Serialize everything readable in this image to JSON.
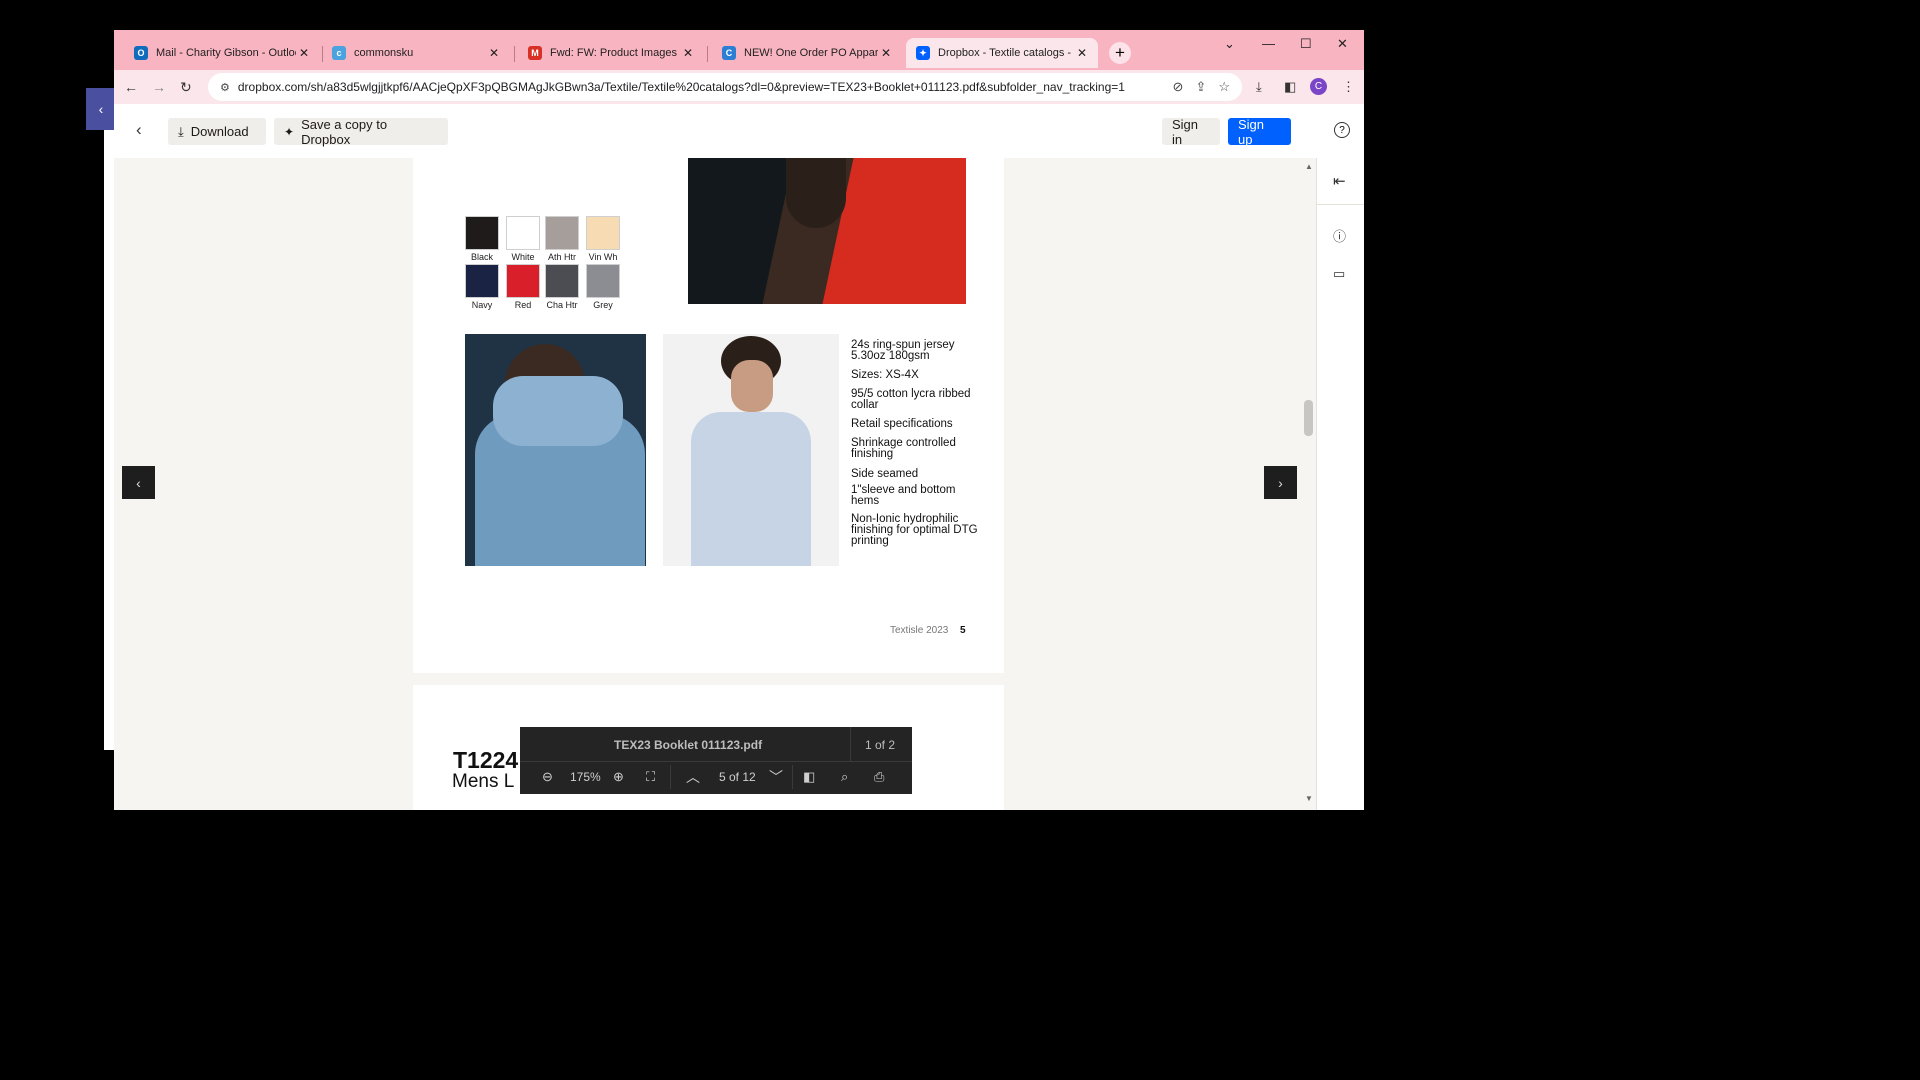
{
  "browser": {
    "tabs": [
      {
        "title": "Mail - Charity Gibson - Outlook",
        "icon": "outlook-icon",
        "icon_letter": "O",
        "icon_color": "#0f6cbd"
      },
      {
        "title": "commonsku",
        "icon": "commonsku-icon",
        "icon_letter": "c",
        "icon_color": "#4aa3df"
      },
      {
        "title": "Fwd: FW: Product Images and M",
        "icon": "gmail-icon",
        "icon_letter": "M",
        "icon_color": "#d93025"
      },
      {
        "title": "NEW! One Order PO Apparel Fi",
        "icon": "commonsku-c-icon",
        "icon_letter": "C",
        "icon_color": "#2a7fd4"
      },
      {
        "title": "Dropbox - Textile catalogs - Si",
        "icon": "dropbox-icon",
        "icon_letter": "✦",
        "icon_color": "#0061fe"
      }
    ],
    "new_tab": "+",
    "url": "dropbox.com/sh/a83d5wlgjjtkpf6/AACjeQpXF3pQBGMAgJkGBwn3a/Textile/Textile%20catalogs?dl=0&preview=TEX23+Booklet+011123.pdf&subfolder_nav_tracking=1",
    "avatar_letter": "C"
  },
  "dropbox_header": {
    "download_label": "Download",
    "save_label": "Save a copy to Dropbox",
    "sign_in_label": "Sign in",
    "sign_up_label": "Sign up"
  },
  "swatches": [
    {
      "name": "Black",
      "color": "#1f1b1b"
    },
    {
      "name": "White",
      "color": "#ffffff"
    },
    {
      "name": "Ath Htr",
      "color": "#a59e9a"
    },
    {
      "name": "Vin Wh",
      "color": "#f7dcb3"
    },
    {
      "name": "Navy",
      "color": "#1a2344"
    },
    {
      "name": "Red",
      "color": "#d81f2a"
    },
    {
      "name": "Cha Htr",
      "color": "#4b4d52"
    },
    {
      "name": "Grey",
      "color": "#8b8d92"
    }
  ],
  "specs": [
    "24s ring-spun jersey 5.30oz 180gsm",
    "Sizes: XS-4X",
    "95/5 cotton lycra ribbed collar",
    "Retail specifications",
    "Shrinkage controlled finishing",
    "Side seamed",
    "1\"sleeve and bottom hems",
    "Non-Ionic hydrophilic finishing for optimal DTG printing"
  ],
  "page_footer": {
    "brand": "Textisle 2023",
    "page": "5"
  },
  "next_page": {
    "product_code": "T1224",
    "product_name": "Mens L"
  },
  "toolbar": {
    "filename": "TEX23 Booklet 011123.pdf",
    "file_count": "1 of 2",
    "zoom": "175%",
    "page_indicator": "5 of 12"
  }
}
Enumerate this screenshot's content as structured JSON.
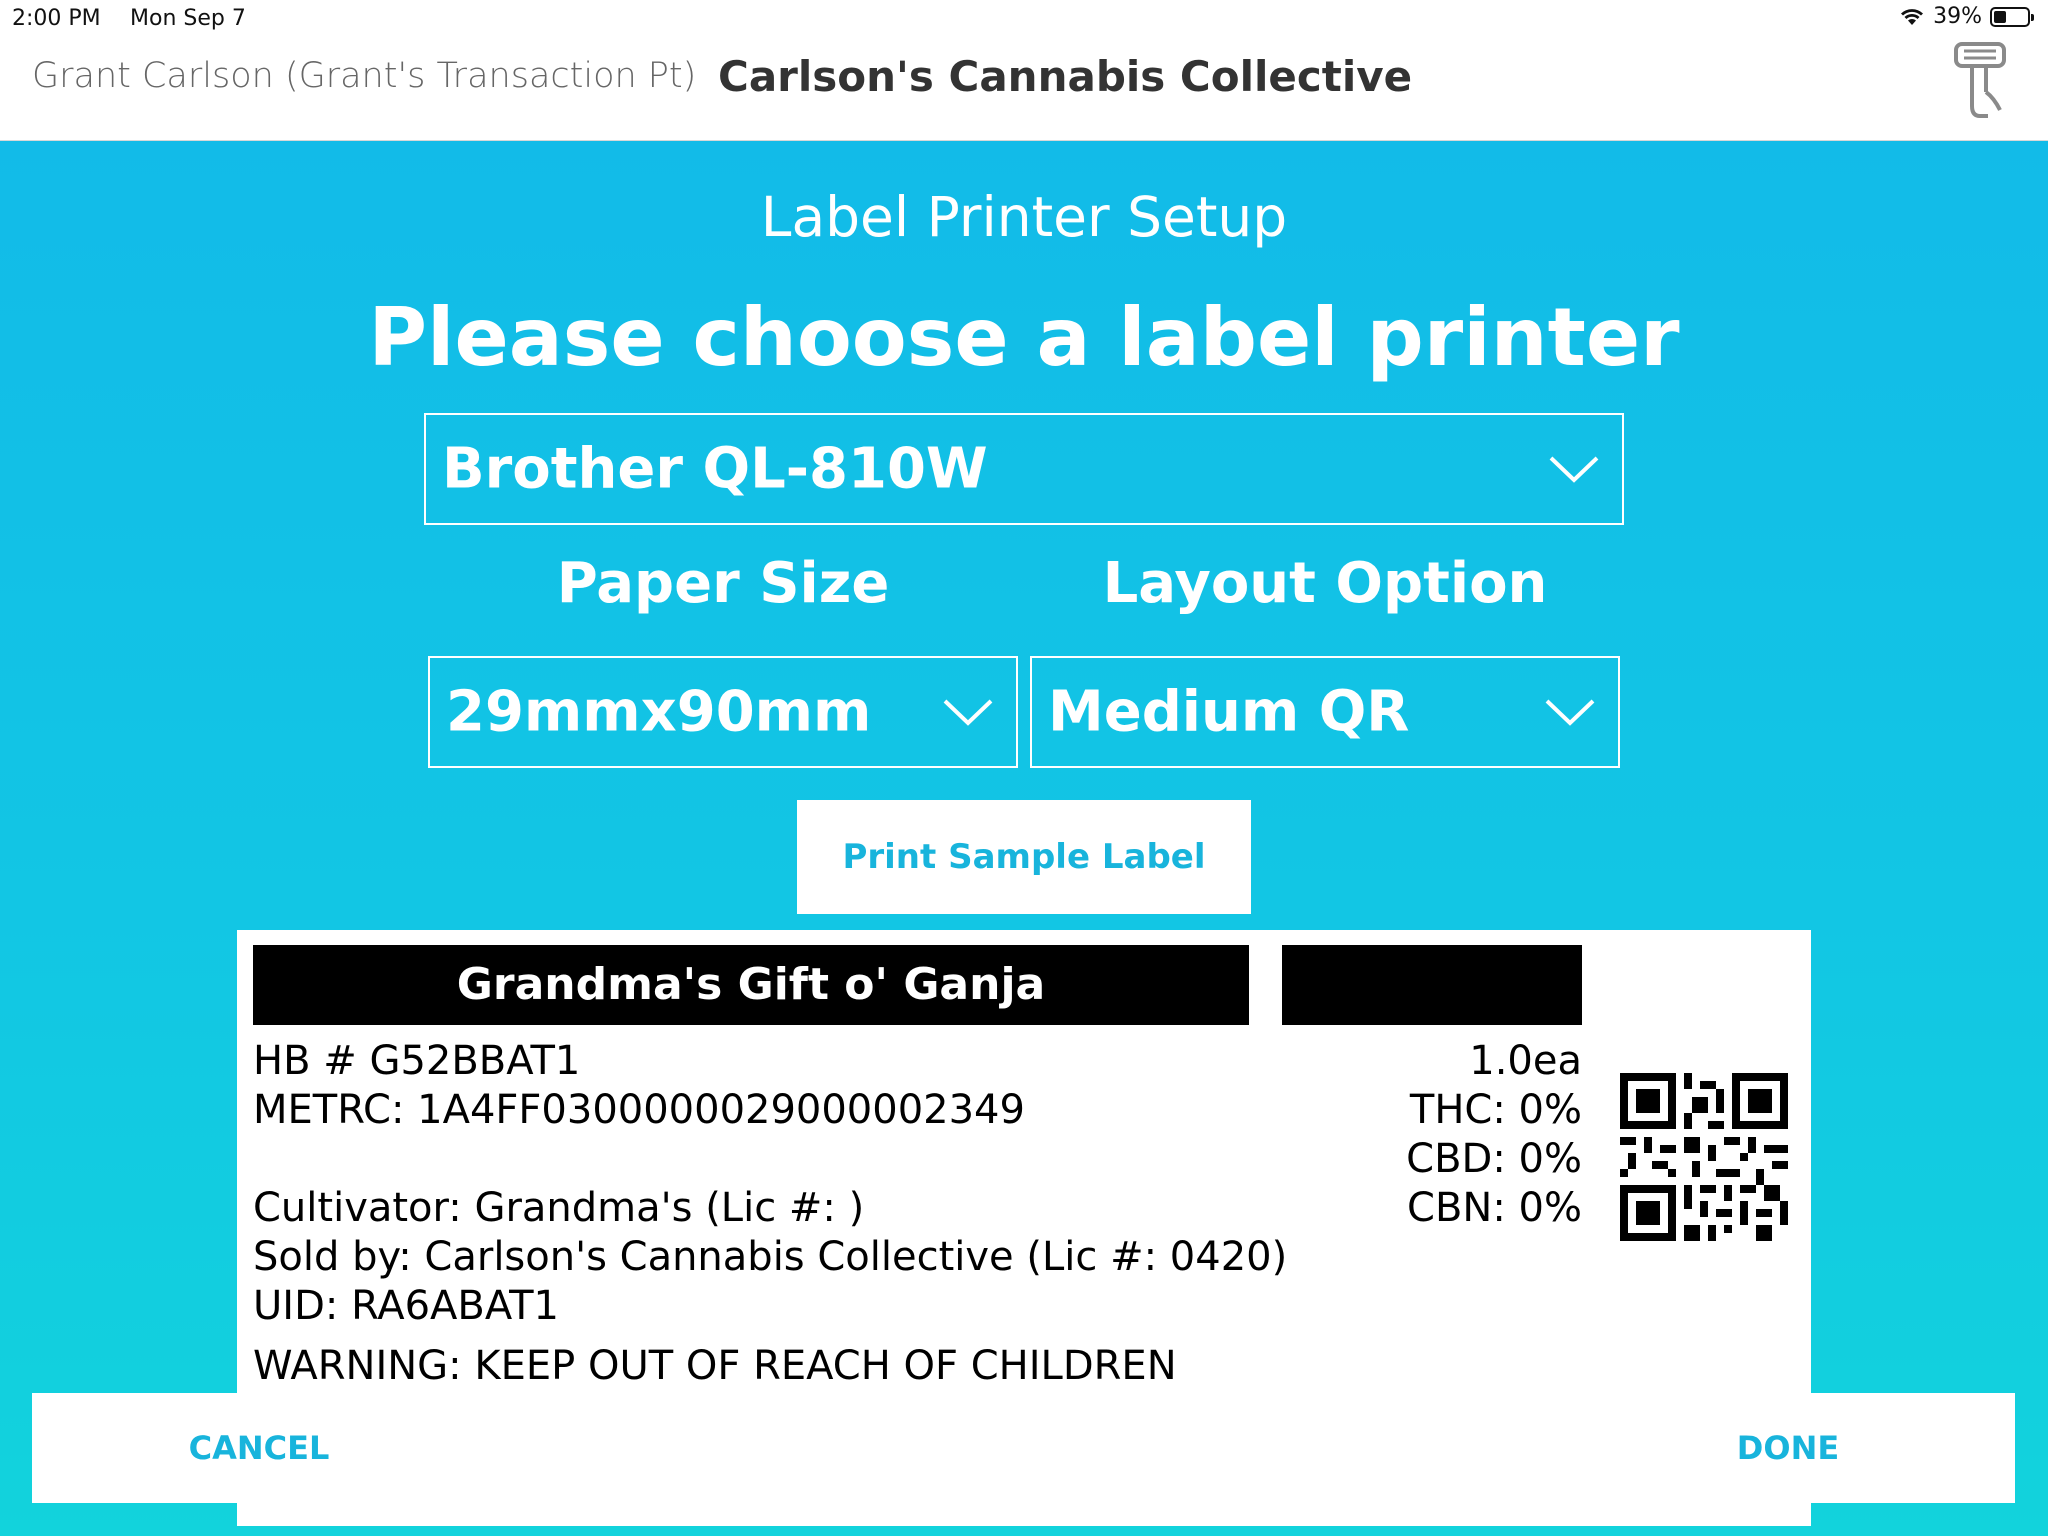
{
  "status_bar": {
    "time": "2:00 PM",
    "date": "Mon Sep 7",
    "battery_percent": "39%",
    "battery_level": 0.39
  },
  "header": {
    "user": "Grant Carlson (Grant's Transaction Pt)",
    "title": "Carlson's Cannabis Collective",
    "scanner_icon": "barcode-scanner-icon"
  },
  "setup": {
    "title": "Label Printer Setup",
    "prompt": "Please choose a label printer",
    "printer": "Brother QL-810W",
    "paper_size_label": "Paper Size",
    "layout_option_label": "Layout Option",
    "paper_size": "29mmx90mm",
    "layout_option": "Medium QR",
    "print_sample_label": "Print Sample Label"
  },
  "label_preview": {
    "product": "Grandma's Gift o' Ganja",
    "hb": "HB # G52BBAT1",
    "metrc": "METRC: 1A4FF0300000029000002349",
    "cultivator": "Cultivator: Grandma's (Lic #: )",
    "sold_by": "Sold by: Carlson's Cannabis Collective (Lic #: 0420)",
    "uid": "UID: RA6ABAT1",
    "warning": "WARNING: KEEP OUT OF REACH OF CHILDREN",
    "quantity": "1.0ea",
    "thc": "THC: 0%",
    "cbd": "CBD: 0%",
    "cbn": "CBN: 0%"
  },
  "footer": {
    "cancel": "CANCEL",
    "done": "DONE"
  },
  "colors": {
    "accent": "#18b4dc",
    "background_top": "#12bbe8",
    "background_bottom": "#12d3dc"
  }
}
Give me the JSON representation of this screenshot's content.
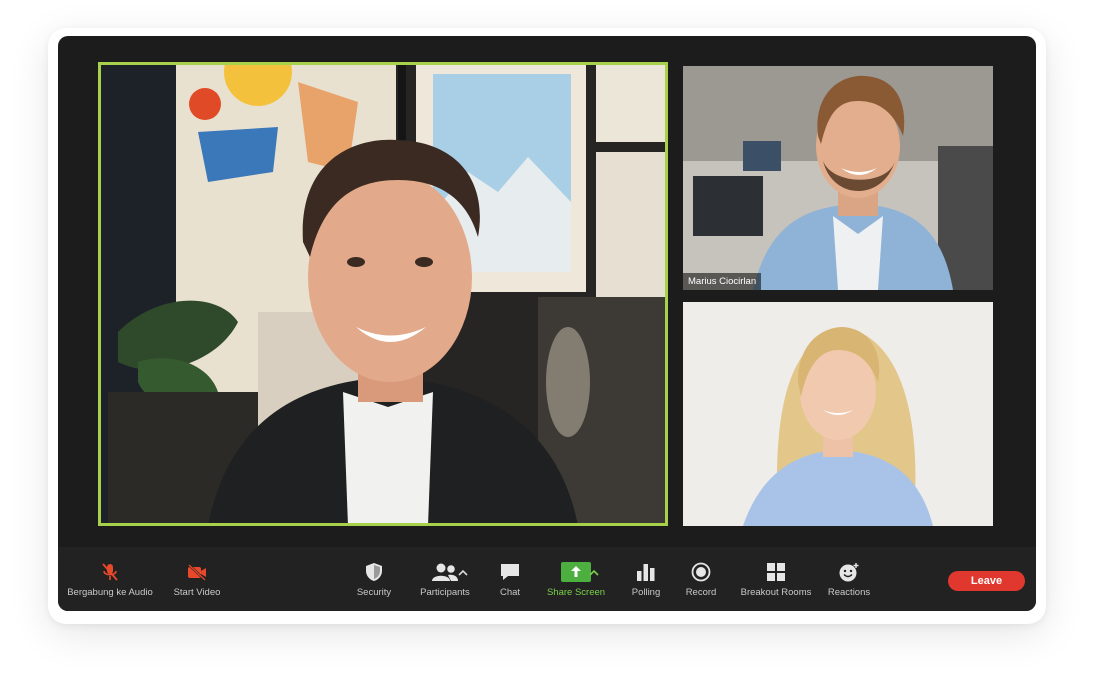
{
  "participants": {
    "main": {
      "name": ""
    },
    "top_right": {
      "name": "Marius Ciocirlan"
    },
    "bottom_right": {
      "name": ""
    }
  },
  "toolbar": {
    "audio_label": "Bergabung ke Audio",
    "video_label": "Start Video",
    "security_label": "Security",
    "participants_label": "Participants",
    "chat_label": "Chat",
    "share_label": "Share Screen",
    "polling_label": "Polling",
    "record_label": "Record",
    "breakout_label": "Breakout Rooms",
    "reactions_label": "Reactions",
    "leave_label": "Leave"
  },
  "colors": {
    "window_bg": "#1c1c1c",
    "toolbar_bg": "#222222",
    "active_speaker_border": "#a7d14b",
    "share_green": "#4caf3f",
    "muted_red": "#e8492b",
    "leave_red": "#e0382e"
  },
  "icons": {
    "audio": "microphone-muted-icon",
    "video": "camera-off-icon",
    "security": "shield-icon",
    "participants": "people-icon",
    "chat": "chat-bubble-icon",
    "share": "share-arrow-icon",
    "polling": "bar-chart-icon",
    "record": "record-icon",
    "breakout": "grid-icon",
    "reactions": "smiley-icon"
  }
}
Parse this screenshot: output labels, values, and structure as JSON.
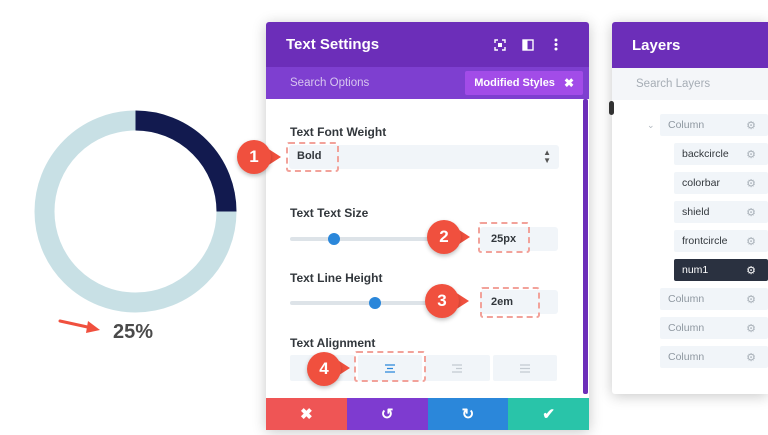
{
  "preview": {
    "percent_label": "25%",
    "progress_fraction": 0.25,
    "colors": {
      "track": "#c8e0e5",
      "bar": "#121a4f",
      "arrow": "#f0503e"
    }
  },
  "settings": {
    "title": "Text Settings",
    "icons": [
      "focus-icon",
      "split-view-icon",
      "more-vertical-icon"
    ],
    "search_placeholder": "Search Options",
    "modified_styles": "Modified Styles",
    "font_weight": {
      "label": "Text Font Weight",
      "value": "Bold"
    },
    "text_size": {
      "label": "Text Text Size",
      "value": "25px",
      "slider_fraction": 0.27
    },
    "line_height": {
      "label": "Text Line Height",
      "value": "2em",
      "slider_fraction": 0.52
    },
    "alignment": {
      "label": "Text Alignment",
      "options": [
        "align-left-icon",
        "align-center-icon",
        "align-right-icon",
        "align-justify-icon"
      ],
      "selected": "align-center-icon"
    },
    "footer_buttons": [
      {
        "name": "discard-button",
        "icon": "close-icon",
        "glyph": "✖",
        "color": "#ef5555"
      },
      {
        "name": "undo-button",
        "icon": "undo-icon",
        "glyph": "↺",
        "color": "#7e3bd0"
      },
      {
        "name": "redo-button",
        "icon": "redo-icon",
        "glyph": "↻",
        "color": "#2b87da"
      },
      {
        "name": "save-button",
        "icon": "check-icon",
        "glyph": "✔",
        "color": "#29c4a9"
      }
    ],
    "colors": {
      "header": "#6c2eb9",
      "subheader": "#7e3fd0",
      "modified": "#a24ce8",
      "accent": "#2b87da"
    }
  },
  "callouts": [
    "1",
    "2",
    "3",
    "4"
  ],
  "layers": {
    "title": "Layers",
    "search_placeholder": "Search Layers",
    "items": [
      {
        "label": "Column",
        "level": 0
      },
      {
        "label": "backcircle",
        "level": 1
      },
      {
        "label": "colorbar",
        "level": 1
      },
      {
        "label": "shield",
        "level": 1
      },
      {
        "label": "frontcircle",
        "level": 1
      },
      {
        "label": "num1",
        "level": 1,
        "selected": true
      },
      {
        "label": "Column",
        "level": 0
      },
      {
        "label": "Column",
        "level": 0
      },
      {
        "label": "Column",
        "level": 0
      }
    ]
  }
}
===
Requirements
Above are the records; copy every line in them that holds the word "commonsku".

Exercise solution
        "title": "commonsku",
        "icon": "commonsku-icon",
        "icon": "commonsku-c-icon",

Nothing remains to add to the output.